### Work to be completed
Exact reproduction of the data is required, with images excluded.

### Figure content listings
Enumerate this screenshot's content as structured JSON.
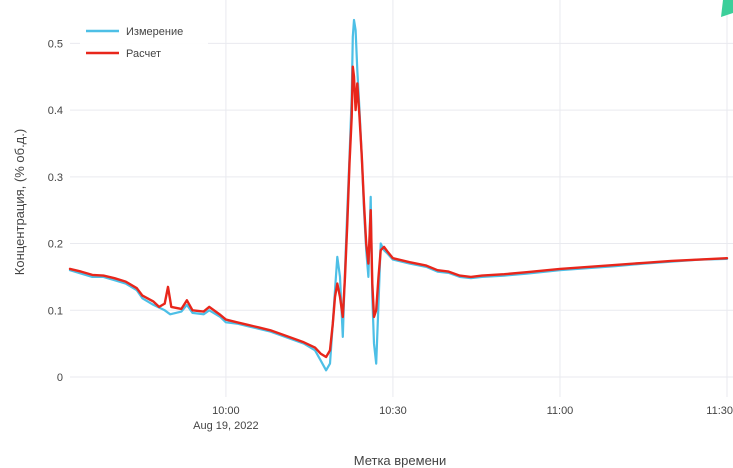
{
  "chart_data": {
    "type": "line",
    "title": "",
    "xlabel": "Метка времени",
    "ylabel": "Концентрация, (% об.д.)",
    "x_ticks": [
      {
        "time": "10:00",
        "sub": "Aug 19, 2022"
      },
      {
        "time": "10:30",
        "sub": ""
      },
      {
        "time": "11:00",
        "sub": ""
      },
      {
        "time": "11:30",
        "sub": ""
      }
    ],
    "x_range": [
      "09:32",
      "11:30"
    ],
    "y_ticks": [
      0,
      0.1,
      0.2,
      0.3,
      0.4,
      0.5
    ],
    "y_range": [
      -0.03,
      0.565
    ],
    "grid": true,
    "legend_position": "top-left",
    "colors": {
      "measurement": "#4dbfe6",
      "calculation": "#e8261b",
      "accent": "#3ccf9a"
    },
    "series": [
      {
        "name": "Измерение",
        "points": [
          [
            "09:32",
            0.16
          ],
          [
            "09:34",
            0.155
          ],
          [
            "09:36",
            0.15
          ],
          [
            "09:38",
            0.15
          ],
          [
            "09:40",
            0.145
          ],
          [
            "09:42",
            0.14
          ],
          [
            "09:44",
            0.13
          ],
          [
            "09:45",
            0.118
          ],
          [
            "09:47",
            0.108
          ],
          [
            "09:49",
            0.1
          ],
          [
            "09:50",
            0.094
          ],
          [
            "09:52",
            0.098
          ],
          [
            "09:53",
            0.108
          ],
          [
            "09:54",
            0.096
          ],
          [
            "09:56",
            0.094
          ],
          [
            "09:57",
            0.1
          ],
          [
            "09:59",
            0.09
          ],
          [
            "10:00",
            0.082
          ],
          [
            "10:02",
            0.08
          ],
          [
            "10:04",
            0.076
          ],
          [
            "10:06",
            0.072
          ],
          [
            "10:08",
            0.068
          ],
          [
            "10:10",
            0.062
          ],
          [
            "10:12",
            0.056
          ],
          [
            "10:14",
            0.05
          ],
          [
            "10:16",
            0.04
          ],
          [
            "10:17",
            0.025
          ],
          [
            "10:18",
            0.01
          ],
          [
            "10:18.7",
            0.02
          ],
          [
            "10:19.2",
            0.08
          ],
          [
            "10:19.6",
            0.13
          ],
          [
            "10:20",
            0.18
          ],
          [
            "10:20.5",
            0.15
          ],
          [
            "10:21",
            0.06
          ],
          [
            "10:21.4",
            0.16
          ],
          [
            "10:21.8",
            0.25
          ],
          [
            "10:22.2",
            0.33
          ],
          [
            "10:22.6",
            0.42
          ],
          [
            "10:22.8",
            0.51
          ],
          [
            "10:23",
            0.535
          ],
          [
            "10:23.3",
            0.52
          ],
          [
            "10:23.6",
            0.46
          ],
          [
            "10:24",
            0.4
          ],
          [
            "10:24.4",
            0.33
          ],
          [
            "10:24.8",
            0.25
          ],
          [
            "10:25.2",
            0.19
          ],
          [
            "10:25.6",
            0.15
          ],
          [
            "10:26",
            0.27
          ],
          [
            "10:26.3",
            0.12
          ],
          [
            "10:26.6",
            0.05
          ],
          [
            "10:27",
            0.02
          ],
          [
            "10:27.4",
            0.11
          ],
          [
            "10:27.8",
            0.2
          ],
          [
            "10:28.4",
            0.19
          ],
          [
            "10:29",
            0.185
          ],
          [
            "10:30",
            0.176
          ],
          [
            "10:33",
            0.17
          ],
          [
            "10:36",
            0.165
          ],
          [
            "10:38",
            0.158
          ],
          [
            "10:40",
            0.156
          ],
          [
            "10:42",
            0.15
          ],
          [
            "10:44",
            0.148
          ],
          [
            "10:46",
            0.15
          ],
          [
            "10:50",
            0.152
          ],
          [
            "10:54",
            0.155
          ],
          [
            "11:00",
            0.16
          ],
          [
            "11:05",
            0.163
          ],
          [
            "11:10",
            0.166
          ],
          [
            "11:15",
            0.17
          ],
          [
            "11:20",
            0.173
          ],
          [
            "11:25",
            0.176
          ],
          [
            "11:30",
            0.177
          ]
        ]
      },
      {
        "name": "Расчет",
        "points": [
          [
            "09:32",
            0.162
          ],
          [
            "09:34",
            0.158
          ],
          [
            "09:36",
            0.153
          ],
          [
            "09:38",
            0.152
          ],
          [
            "09:40",
            0.148
          ],
          [
            "09:42",
            0.143
          ],
          [
            "09:44",
            0.133
          ],
          [
            "09:45",
            0.122
          ],
          [
            "09:47",
            0.113
          ],
          [
            "09:48",
            0.105
          ],
          [
            "09:49",
            0.11
          ],
          [
            "09:49.6",
            0.135
          ],
          [
            "09:50.2",
            0.105
          ],
          [
            "09:52",
            0.102
          ],
          [
            "09:53",
            0.115
          ],
          [
            "09:54",
            0.1
          ],
          [
            "09:56",
            0.098
          ],
          [
            "09:57",
            0.105
          ],
          [
            "09:59",
            0.093
          ],
          [
            "10:00",
            0.086
          ],
          [
            "10:02",
            0.082
          ],
          [
            "10:04",
            0.078
          ],
          [
            "10:06",
            0.074
          ],
          [
            "10:08",
            0.07
          ],
          [
            "10:10",
            0.064
          ],
          [
            "10:12",
            0.058
          ],
          [
            "10:14",
            0.052
          ],
          [
            "10:16",
            0.044
          ],
          [
            "10:17",
            0.035
          ],
          [
            "10:18",
            0.03
          ],
          [
            "10:18.7",
            0.04
          ],
          [
            "10:19.2",
            0.08
          ],
          [
            "10:19.6",
            0.12
          ],
          [
            "10:20",
            0.14
          ],
          [
            "10:20.5",
            0.12
          ],
          [
            "10:21",
            0.09
          ],
          [
            "10:21.4",
            0.15
          ],
          [
            "10:21.8",
            0.23
          ],
          [
            "10:22.2",
            0.32
          ],
          [
            "10:22.6",
            0.39
          ],
          [
            "10:22.8",
            0.465
          ],
          [
            "10:23",
            0.45
          ],
          [
            "10:23.3",
            0.4
          ],
          [
            "10:23.6",
            0.44
          ],
          [
            "10:24",
            0.39
          ],
          [
            "10:24.4",
            0.33
          ],
          [
            "10:24.8",
            0.26
          ],
          [
            "10:25.2",
            0.2
          ],
          [
            "10:25.6",
            0.17
          ],
          [
            "10:26",
            0.25
          ],
          [
            "10:26.3",
            0.14
          ],
          [
            "10:26.6",
            0.09
          ],
          [
            "10:27",
            0.1
          ],
          [
            "10:27.4",
            0.15
          ],
          [
            "10:27.8",
            0.19
          ],
          [
            "10:28.4",
            0.195
          ],
          [
            "10:29",
            0.188
          ],
          [
            "10:30",
            0.178
          ],
          [
            "10:33",
            0.172
          ],
          [
            "10:36",
            0.167
          ],
          [
            "10:38",
            0.16
          ],
          [
            "10:40",
            0.158
          ],
          [
            "10:42",
            0.152
          ],
          [
            "10:44",
            0.15
          ],
          [
            "10:46",
            0.152
          ],
          [
            "10:50",
            0.154
          ],
          [
            "10:54",
            0.157
          ],
          [
            "11:00",
            0.162
          ],
          [
            "11:05",
            0.165
          ],
          [
            "11:10",
            0.168
          ],
          [
            "11:15",
            0.171
          ],
          [
            "11:20",
            0.174
          ],
          [
            "11:25",
            0.176
          ],
          [
            "11:30",
            0.178
          ]
        ]
      }
    ]
  }
}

### Reply to the task
Enumerate this screenshot's content as structured JSON.
{
  "chart_data": {
    "type": "line",
    "title": "",
    "xlabel": "Метка времени",
    "ylabel": "Концентрация, (% об.д.)",
    "x_ticks": [
      {
        "time": "10:00",
        "sub": "Aug 19, 2022"
      },
      {
        "time": "10:30",
        "sub": ""
      },
      {
        "time": "11:00",
        "sub": ""
      },
      {
        "time": "11:30",
        "sub": ""
      }
    ],
    "x_range": [
      "09:32",
      "11:30"
    ],
    "y_ticks": [
      0,
      0.1,
      0.2,
      0.3,
      0.4,
      0.5
    ],
    "y_range": [
      -0.03,
      0.565
    ],
    "grid": true,
    "legend_position": "top-left",
    "colors": {
      "measurement": "#4dbfe6",
      "calculation": "#e8261b",
      "accent": "#3ccf9a"
    },
    "series": [
      {
        "name": "Измерение",
        "points": [
          [
            "09:32",
            0.16
          ],
          [
            "09:34",
            0.155
          ],
          [
            "09:36",
            0.15
          ],
          [
            "09:38",
            0.15
          ],
          [
            "09:40",
            0.145
          ],
          [
            "09:42",
            0.14
          ],
          [
            "09:44",
            0.13
          ],
          [
            "09:45",
            0.118
          ],
          [
            "09:47",
            0.108
          ],
          [
            "09:49",
            0.1
          ],
          [
            "09:50",
            0.094
          ],
          [
            "09:52",
            0.098
          ],
          [
            "09:53",
            0.108
          ],
          [
            "09:54",
            0.096
          ],
          [
            "09:56",
            0.094
          ],
          [
            "09:57",
            0.1
          ],
          [
            "09:59",
            0.09
          ],
          [
            "10:00",
            0.082
          ],
          [
            "10:02",
            0.08
          ],
          [
            "10:04",
            0.076
          ],
          [
            "10:06",
            0.072
          ],
          [
            "10:08",
            0.068
          ],
          [
            "10:10",
            0.062
          ],
          [
            "10:12",
            0.056
          ],
          [
            "10:14",
            0.05
          ],
          [
            "10:16",
            0.04
          ],
          [
            "10:17",
            0.025
          ],
          [
            "10:18",
            0.01
          ],
          [
            "10:18.7",
            0.02
          ],
          [
            "10:19.2",
            0.08
          ],
          [
            "10:19.6",
            0.13
          ],
          [
            "10:20",
            0.18
          ],
          [
            "10:20.5",
            0.15
          ],
          [
            "10:21",
            0.06
          ],
          [
            "10:21.4",
            0.16
          ],
          [
            "10:21.8",
            0.25
          ],
          [
            "10:22.2",
            0.33
          ],
          [
            "10:22.6",
            0.42
          ],
          [
            "10:22.8",
            0.51
          ],
          [
            "10:23",
            0.535
          ],
          [
            "10:23.3",
            0.52
          ],
          [
            "10:23.6",
            0.46
          ],
          [
            "10:24",
            0.4
          ],
          [
            "10:24.4",
            0.33
          ],
          [
            "10:24.8",
            0.25
          ],
          [
            "10:25.2",
            0.19
          ],
          [
            "10:25.6",
            0.15
          ],
          [
            "10:26",
            0.27
          ],
          [
            "10:26.3",
            0.12
          ],
          [
            "10:26.6",
            0.05
          ],
          [
            "10:27",
            0.02
          ],
          [
            "10:27.4",
            0.11
          ],
          [
            "10:27.8",
            0.2
          ],
          [
            "10:28.4",
            0.19
          ],
          [
            "10:29",
            0.185
          ],
          [
            "10:30",
            0.176
          ],
          [
            "10:33",
            0.17
          ],
          [
            "10:36",
            0.165
          ],
          [
            "10:38",
            0.158
          ],
          [
            "10:40",
            0.156
          ],
          [
            "10:42",
            0.15
          ],
          [
            "10:44",
            0.148
          ],
          [
            "10:46",
            0.15
          ],
          [
            "10:50",
            0.152
          ],
          [
            "10:54",
            0.155
          ],
          [
            "11:00",
            0.16
          ],
          [
            "11:05",
            0.163
          ],
          [
            "11:10",
            0.166
          ],
          [
            "11:15",
            0.17
          ],
          [
            "11:20",
            0.173
          ],
          [
            "11:25",
            0.176
          ],
          [
            "11:30",
            0.177
          ]
        ]
      },
      {
        "name": "Расчет",
        "points": [
          [
            "09:32",
            0.162
          ],
          [
            "09:34",
            0.158
          ],
          [
            "09:36",
            0.153
          ],
          [
            "09:38",
            0.152
          ],
          [
            "09:40",
            0.148
          ],
          [
            "09:42",
            0.143
          ],
          [
            "09:44",
            0.133
          ],
          [
            "09:45",
            0.122
          ],
          [
            "09:47",
            0.113
          ],
          [
            "09:48",
            0.105
          ],
          [
            "09:49",
            0.11
          ],
          [
            "09:49.6",
            0.135
          ],
          [
            "09:50.2",
            0.105
          ],
          [
            "09:52",
            0.102
          ],
          [
            "09:53",
            0.115
          ],
          [
            "09:54",
            0.1
          ],
          [
            "09:56",
            0.098
          ],
          [
            "09:57",
            0.105
          ],
          [
            "09:59",
            0.093
          ],
          [
            "10:00",
            0.086
          ],
          [
            "10:02",
            0.082
          ],
          [
            "10:04",
            0.078
          ],
          [
            "10:06",
            0.074
          ],
          [
            "10:08",
            0.07
          ],
          [
            "10:10",
            0.064
          ],
          [
            "10:12",
            0.058
          ],
          [
            "10:14",
            0.052
          ],
          [
            "10:16",
            0.044
          ],
          [
            "10:17",
            0.035
          ],
          [
            "10:18",
            0.03
          ],
          [
            "10:18.7",
            0.04
          ],
          [
            "10:19.2",
            0.08
          ],
          [
            "10:19.6",
            0.12
          ],
          [
            "10:20",
            0.14
          ],
          [
            "10:20.5",
            0.12
          ],
          [
            "10:21",
            0.09
          ],
          [
            "10:21.4",
            0.15
          ],
          [
            "10:21.8",
            0.23
          ],
          [
            "10:22.2",
            0.32
          ],
          [
            "10:22.6",
            0.39
          ],
          [
            "10:22.8",
            0.465
          ],
          [
            "10:23",
            0.45
          ],
          [
            "10:23.3",
            0.4
          ],
          [
            "10:23.6",
            0.44
          ],
          [
            "10:24",
            0.39
          ],
          [
            "10:24.4",
            0.33
          ],
          [
            "10:24.8",
            0.26
          ],
          [
            "10:25.2",
            0.2
          ],
          [
            "10:25.6",
            0.17
          ],
          [
            "10:26",
            0.25
          ],
          [
            "10:26.3",
            0.14
          ],
          [
            "10:26.6",
            0.09
          ],
          [
            "10:27",
            0.1
          ],
          [
            "10:27.4",
            0.15
          ],
          [
            "10:27.8",
            0.19
          ],
          [
            "10:28.4",
            0.195
          ],
          [
            "10:29",
            0.188
          ],
          [
            "10:30",
            0.178
          ],
          [
            "10:33",
            0.172
          ],
          [
            "10:36",
            0.167
          ],
          [
            "10:38",
            0.16
          ],
          [
            "10:40",
            0.158
          ],
          [
            "10:42",
            0.152
          ],
          [
            "10:44",
            0.15
          ],
          [
            "10:46",
            0.152
          ],
          [
            "10:50",
            0.154
          ],
          [
            "10:54",
            0.157
          ],
          [
            "11:00",
            0.162
          ],
          [
            "11:05",
            0.165
          ],
          [
            "11:10",
            0.168
          ],
          [
            "11:15",
            0.171
          ],
          [
            "11:20",
            0.174
          ],
          [
            "11:25",
            0.176
          ],
          [
            "11:30",
            0.178
          ]
        ]
      }
    ]
  }
}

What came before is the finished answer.